— Start DATASET EXCERPTS —

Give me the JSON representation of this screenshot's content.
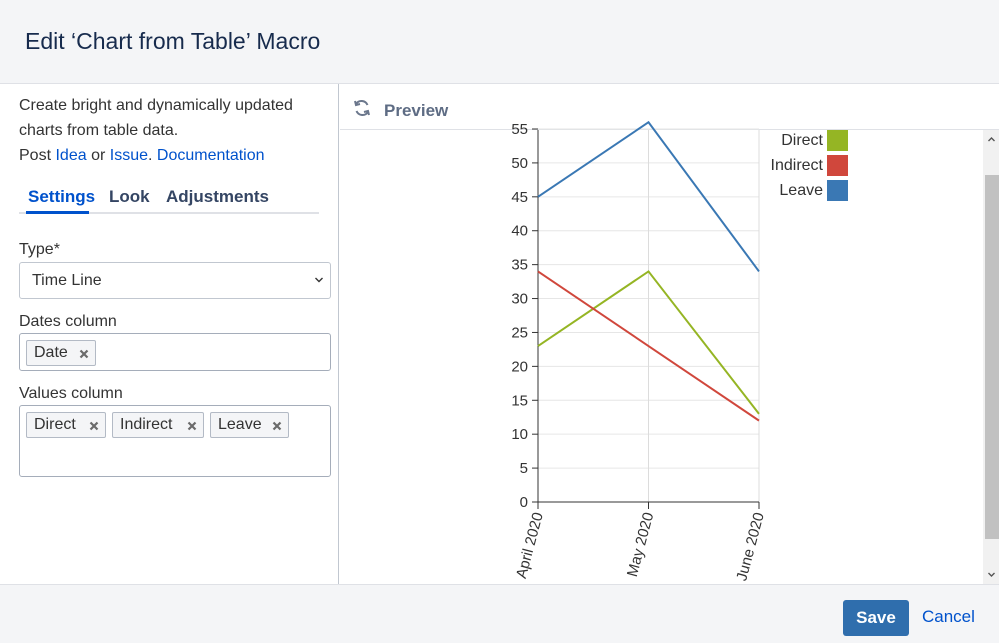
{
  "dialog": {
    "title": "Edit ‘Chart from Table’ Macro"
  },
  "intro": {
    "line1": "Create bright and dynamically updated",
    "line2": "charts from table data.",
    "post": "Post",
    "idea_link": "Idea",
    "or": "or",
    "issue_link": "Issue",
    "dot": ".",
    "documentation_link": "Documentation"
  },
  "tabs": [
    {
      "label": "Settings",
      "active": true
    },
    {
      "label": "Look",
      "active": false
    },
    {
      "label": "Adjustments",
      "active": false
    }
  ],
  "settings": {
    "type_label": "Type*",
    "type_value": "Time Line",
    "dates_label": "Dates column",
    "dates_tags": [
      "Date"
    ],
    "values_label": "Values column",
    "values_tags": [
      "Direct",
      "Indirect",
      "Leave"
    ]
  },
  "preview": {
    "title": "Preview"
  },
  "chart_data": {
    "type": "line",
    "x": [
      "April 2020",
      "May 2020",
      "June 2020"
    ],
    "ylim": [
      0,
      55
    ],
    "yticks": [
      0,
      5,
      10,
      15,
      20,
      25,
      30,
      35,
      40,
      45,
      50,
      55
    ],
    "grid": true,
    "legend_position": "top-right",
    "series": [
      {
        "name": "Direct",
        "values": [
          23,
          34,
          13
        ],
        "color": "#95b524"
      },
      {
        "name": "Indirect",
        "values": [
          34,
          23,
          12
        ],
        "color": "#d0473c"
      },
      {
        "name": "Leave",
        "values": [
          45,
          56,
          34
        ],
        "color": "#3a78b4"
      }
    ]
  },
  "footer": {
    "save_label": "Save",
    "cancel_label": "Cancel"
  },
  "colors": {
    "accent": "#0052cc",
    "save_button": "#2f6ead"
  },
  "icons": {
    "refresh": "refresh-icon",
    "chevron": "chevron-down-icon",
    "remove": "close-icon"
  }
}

— End DATASET EXCERPTS —

## WHAT YOU HAVE TO DO
Transcribe the material exactly, keeping every word and none of the pictures.

## WRITTEN SOLUTION
Give me the JSON representation of this screenshot's content.
{
  "dialog": {
    "title": "Edit ‘Chart from Table’ Macro"
  },
  "intro": {
    "line1": "Create bright and dynamically updated",
    "line2": "charts from table data.",
    "post": "Post",
    "idea_link": "Idea",
    "or": "or",
    "issue_link": "Issue",
    "dot": ".",
    "documentation_link": "Documentation"
  },
  "tabs": [
    {
      "label": "Settings",
      "active": true
    },
    {
      "label": "Look",
      "active": false
    },
    {
      "label": "Adjustments",
      "active": false
    }
  ],
  "settings": {
    "type_label": "Type*",
    "type_value": "Time Line",
    "dates_label": "Dates column",
    "dates_tags": [
      "Date"
    ],
    "values_label": "Values column",
    "values_tags": [
      "Direct",
      "Indirect",
      "Leave"
    ]
  },
  "preview": {
    "title": "Preview"
  },
  "chart_data": {
    "type": "line",
    "x": [
      "April 2020",
      "May 2020",
      "June 2020"
    ],
    "ylim": [
      0,
      55
    ],
    "yticks": [
      0,
      5,
      10,
      15,
      20,
      25,
      30,
      35,
      40,
      45,
      50,
      55
    ],
    "grid": true,
    "legend_position": "top-right",
    "series": [
      {
        "name": "Direct",
        "values": [
          23,
          34,
          13
        ],
        "color": "#95b524"
      },
      {
        "name": "Indirect",
        "values": [
          34,
          23,
          12
        ],
        "color": "#d0473c"
      },
      {
        "name": "Leave",
        "values": [
          45,
          56,
          34
        ],
        "color": "#3a78b4"
      }
    ]
  },
  "footer": {
    "save_label": "Save",
    "cancel_label": "Cancel"
  },
  "colors": {
    "accent": "#0052cc",
    "save_button": "#2f6ead"
  },
  "icons": {
    "refresh": "refresh-icon",
    "chevron": "chevron-down-icon",
    "remove": "close-icon"
  }
}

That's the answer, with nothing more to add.